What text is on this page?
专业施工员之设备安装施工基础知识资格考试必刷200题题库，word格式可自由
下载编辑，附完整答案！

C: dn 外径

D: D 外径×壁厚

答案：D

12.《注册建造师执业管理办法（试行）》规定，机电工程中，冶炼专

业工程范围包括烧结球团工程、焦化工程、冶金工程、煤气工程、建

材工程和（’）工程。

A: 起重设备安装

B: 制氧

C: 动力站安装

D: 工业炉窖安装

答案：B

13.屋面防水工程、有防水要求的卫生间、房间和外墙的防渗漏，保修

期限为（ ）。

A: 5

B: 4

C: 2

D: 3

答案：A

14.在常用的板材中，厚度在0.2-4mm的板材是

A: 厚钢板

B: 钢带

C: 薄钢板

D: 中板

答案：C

### Request
Would you reproduce the material above in full, exactly as given?

### Written answer
What text is on this page?
专业施工员之设备安装施工基础知识资格考试必刷200题题库，word格式可自由
下载编辑，附完整答案！

C: dn 外径

D: D 外径×壁厚

答案：D

12.《注册建造师执业管理办法（试行）》规定，机电工程中，冶炼专

业工程范围包括烧结球团工程、焦化工程、冶金工程、煤气工程、建

材工程和（’）工程。

A: 起重设备安装

B: 制氧

C: 动力站安装

D: 工业炉窖安装

答案：B

13.屋面防水工程、有防水要求的卫生间、房间和外墙的防渗漏，保修

期限为（ ）。

A: 5

B: 4

C: 2

D: 3

答案：A

14.在常用的板材中，厚度在0.2-4mm的板材是

A: 厚钢板

B: 钢带

C: 薄钢板

D: 中板

答案：C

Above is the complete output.